[What to produce]
Rewrite the items starting with the line containing "Give bounding boxes" and going on through the line containing "- modalidad-transporte-value: PASAJEROS: [973, 433, 1287, 469]", replacing "calendar-icon" with "date-icon" and leaving everything else unchanged. Give only those lines.

[Raw records]
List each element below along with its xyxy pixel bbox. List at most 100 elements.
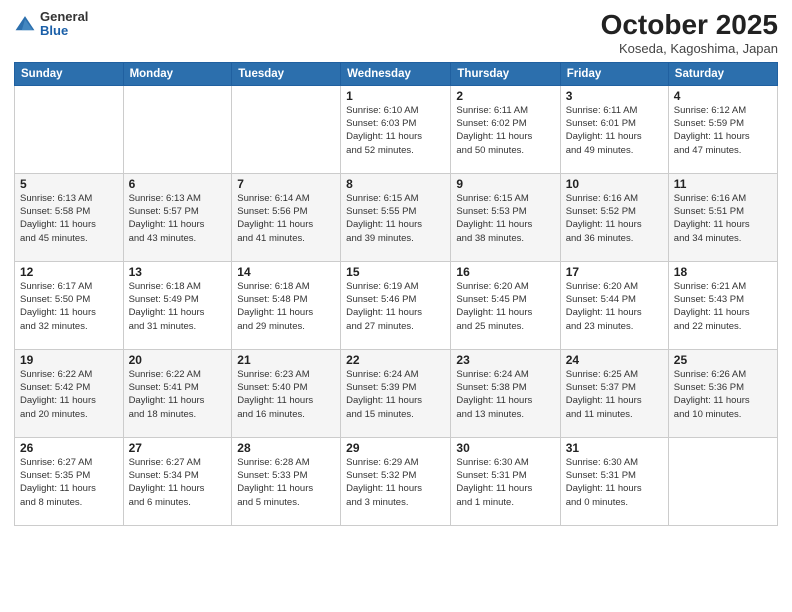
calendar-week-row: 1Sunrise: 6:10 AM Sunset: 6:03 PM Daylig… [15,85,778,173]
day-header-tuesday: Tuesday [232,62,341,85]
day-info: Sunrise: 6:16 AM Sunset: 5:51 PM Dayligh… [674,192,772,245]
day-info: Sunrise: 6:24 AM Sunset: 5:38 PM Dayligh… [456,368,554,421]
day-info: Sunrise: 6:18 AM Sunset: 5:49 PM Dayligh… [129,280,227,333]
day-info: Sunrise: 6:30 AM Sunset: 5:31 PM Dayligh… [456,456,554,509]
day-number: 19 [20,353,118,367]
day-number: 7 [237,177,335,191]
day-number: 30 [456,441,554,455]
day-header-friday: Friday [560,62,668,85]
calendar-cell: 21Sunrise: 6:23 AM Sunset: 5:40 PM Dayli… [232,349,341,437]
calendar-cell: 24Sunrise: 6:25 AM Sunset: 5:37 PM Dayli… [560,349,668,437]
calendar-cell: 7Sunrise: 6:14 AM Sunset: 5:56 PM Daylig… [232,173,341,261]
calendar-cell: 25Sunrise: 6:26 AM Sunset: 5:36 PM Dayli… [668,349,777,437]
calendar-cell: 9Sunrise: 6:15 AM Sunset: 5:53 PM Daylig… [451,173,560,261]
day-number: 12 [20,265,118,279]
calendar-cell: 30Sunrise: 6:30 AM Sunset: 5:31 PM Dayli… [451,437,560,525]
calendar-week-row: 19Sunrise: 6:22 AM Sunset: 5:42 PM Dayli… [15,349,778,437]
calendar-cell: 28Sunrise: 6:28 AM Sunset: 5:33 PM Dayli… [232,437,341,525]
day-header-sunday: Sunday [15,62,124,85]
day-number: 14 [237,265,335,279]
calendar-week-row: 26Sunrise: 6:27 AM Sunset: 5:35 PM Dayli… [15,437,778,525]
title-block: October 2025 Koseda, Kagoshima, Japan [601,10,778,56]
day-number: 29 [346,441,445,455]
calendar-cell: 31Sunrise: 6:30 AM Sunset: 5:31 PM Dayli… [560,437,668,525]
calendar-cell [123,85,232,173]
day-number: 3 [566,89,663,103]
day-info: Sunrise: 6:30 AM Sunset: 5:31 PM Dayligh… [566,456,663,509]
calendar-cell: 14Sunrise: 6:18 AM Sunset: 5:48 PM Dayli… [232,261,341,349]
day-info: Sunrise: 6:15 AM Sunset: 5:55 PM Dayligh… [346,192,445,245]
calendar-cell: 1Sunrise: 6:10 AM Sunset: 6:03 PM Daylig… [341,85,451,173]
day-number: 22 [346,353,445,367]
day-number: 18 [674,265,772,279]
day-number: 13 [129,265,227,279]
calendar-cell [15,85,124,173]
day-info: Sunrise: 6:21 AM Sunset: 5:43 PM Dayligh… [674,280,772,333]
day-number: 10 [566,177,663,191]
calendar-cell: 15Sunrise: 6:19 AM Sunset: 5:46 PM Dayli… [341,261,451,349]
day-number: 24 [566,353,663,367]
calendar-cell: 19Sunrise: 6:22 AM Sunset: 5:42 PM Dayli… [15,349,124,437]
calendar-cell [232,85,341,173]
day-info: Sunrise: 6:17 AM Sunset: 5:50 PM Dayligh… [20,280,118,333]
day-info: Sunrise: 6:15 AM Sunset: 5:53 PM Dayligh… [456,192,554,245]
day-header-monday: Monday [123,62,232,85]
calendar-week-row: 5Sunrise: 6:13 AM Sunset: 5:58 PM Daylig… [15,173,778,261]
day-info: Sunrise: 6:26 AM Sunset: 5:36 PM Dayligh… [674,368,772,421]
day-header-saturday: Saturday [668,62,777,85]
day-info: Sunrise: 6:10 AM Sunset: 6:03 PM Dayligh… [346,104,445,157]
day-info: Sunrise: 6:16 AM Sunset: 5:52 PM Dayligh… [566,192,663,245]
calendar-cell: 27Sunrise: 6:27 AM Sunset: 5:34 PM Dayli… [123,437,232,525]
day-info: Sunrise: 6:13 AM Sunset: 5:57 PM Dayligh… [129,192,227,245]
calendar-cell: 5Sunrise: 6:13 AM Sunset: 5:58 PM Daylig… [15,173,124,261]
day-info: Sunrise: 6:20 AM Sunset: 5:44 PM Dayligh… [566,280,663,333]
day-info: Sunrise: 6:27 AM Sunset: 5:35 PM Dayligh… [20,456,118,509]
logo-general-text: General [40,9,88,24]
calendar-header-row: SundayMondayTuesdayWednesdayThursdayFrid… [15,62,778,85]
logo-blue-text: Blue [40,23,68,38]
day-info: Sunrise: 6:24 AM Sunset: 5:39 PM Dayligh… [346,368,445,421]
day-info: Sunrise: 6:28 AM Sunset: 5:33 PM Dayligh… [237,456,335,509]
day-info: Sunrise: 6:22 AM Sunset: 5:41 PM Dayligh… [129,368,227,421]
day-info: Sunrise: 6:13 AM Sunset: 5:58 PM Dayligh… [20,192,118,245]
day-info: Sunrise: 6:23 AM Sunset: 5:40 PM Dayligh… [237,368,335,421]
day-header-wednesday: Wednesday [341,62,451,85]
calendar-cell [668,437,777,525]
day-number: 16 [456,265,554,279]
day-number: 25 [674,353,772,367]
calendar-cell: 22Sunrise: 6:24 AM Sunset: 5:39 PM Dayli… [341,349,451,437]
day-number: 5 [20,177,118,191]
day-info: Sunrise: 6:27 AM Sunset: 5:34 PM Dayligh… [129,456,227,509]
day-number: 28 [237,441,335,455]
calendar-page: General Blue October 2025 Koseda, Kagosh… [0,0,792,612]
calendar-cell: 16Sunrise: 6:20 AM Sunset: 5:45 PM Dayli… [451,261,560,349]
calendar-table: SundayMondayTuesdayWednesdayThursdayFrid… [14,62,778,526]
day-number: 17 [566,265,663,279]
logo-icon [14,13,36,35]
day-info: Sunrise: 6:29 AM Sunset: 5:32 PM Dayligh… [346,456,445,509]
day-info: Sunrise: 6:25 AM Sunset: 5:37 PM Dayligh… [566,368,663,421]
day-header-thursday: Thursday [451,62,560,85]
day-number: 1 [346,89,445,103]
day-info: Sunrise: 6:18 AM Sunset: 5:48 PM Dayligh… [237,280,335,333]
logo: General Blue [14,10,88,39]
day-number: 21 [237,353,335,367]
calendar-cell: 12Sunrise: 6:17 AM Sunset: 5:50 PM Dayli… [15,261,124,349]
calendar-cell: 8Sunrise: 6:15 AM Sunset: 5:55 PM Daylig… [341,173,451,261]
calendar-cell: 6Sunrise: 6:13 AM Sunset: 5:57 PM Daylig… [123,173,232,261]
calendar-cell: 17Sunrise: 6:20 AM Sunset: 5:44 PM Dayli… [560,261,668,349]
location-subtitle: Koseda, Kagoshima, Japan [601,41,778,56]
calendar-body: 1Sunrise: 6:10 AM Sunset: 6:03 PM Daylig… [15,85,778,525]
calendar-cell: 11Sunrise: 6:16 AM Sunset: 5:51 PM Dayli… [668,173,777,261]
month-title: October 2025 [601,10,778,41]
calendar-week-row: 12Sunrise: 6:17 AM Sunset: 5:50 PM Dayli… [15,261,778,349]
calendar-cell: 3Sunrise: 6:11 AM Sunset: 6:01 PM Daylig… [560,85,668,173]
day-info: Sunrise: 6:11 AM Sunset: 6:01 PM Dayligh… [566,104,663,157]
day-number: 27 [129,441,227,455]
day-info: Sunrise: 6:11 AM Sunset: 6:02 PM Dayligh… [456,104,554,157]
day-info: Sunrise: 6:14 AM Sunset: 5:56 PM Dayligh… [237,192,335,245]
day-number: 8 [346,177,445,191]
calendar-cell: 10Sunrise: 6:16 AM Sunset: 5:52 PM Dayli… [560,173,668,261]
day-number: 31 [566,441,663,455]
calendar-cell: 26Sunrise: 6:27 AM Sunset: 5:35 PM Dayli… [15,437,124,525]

--

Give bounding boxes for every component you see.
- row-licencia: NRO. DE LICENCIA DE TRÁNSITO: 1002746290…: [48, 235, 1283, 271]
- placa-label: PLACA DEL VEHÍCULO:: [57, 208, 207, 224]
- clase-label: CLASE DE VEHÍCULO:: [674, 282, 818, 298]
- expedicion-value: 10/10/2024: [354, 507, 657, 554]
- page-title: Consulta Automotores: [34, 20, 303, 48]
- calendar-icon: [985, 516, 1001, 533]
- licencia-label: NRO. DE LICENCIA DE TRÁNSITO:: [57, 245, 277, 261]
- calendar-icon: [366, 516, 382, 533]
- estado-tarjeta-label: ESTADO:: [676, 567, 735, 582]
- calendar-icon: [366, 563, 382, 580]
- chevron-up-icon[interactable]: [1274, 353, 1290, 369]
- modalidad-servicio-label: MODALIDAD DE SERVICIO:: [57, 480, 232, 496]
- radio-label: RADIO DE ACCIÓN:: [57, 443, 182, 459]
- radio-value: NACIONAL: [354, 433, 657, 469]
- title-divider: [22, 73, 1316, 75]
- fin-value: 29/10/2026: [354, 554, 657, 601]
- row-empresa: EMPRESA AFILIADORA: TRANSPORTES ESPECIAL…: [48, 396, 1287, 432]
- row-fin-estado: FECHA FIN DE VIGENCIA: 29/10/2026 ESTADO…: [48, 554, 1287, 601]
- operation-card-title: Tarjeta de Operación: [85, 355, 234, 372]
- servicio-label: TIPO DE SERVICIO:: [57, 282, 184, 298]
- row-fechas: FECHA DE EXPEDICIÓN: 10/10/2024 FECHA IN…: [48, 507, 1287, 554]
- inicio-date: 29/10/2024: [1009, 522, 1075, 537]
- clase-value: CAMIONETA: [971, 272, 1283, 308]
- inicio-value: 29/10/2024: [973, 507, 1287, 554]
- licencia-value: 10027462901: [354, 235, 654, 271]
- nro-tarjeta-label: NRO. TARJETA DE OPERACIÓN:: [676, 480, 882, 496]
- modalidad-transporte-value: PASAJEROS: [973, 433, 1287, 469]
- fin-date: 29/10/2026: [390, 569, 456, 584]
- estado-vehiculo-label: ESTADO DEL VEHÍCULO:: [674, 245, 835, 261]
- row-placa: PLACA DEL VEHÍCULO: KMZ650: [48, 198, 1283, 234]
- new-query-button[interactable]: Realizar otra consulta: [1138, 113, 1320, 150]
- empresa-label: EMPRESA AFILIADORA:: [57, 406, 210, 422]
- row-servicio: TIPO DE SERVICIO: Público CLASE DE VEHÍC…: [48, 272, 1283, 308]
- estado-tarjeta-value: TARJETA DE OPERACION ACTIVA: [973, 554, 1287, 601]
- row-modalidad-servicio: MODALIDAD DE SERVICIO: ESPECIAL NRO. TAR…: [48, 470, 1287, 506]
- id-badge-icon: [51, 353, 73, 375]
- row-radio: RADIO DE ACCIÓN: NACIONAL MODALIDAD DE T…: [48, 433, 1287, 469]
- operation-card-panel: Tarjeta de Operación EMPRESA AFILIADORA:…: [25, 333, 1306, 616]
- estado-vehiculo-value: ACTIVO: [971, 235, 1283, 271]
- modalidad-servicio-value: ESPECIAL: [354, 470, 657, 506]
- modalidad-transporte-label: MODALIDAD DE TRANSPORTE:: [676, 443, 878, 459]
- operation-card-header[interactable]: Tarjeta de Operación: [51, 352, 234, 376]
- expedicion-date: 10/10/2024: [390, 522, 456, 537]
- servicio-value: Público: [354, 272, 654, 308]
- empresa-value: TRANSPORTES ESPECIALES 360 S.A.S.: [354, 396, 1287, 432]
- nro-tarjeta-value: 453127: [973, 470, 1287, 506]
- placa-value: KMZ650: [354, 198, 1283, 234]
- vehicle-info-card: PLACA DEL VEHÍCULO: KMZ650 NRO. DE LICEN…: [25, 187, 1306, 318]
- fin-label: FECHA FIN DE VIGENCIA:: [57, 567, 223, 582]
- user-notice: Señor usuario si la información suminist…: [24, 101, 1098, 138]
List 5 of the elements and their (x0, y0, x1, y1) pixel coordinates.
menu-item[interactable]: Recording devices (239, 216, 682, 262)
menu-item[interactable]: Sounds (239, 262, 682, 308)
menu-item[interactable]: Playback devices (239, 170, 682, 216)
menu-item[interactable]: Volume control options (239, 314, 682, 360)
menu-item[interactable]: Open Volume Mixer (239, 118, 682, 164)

[Exercise response]
Give bounding boxes for every component you see.
- row-licencia: NRO. DE LICENCIA DE TRÁNSITO: 1002746290…: [48, 235, 1283, 271]
- placa-label: PLACA DEL VEHÍCULO:: [57, 208, 207, 224]
- clase-label: CLASE DE VEHÍCULO:: [674, 282, 818, 298]
- expedicion-value: 10/10/2024: [354, 507, 657, 554]
- page-title: Consulta Automotores: [34, 20, 303, 48]
- date-icon: [985, 516, 1001, 533]
- licencia-label: NRO. DE LICENCIA DE TRÁNSITO:: [57, 245, 277, 261]
- date-icon: [366, 516, 382, 533]
- estado-tarjeta-label: ESTADO:: [676, 567, 735, 582]
- date-icon: [366, 563, 382, 580]
- chevron-up-icon[interactable]: [1274, 353, 1290, 369]
- modalidad-servicio-label: MODALIDAD DE SERVICIO:: [57, 480, 232, 496]
- radio-label: RADIO DE ACCIÓN:: [57, 443, 182, 459]
- radio-value: NACIONAL: [354, 433, 657, 469]
- title-divider: [22, 73, 1316, 75]
- fin-value: 29/10/2026: [354, 554, 657, 601]
- row-empresa: EMPRESA AFILIADORA: TRANSPORTES ESPECIAL…: [48, 396, 1287, 432]
- row-fin-estado: FECHA FIN DE VIGENCIA: 29/10/2026 ESTADO…: [48, 554, 1287, 601]
- operation-card-title: Tarjeta de Operación: [85, 355, 234, 372]
- servicio-label: TIPO DE SERVICIO:: [57, 282, 184, 298]
- row-fechas: FECHA DE EXPEDICIÓN: 10/10/2024 FECHA IN…: [48, 507, 1287, 554]
- inicio-date: 29/10/2024: [1009, 522, 1075, 537]
- clase-value: CAMIONETA: [971, 272, 1283, 308]
- inicio-value: 29/10/2024: [973, 507, 1287, 554]
- licencia-value: 10027462901: [354, 235, 654, 271]
- nro-tarjeta-label: NRO. TARJETA DE OPERACIÓN:: [676, 480, 882, 496]
- modalidad-transporte-value: PASAJEROS: [973, 433, 1287, 469]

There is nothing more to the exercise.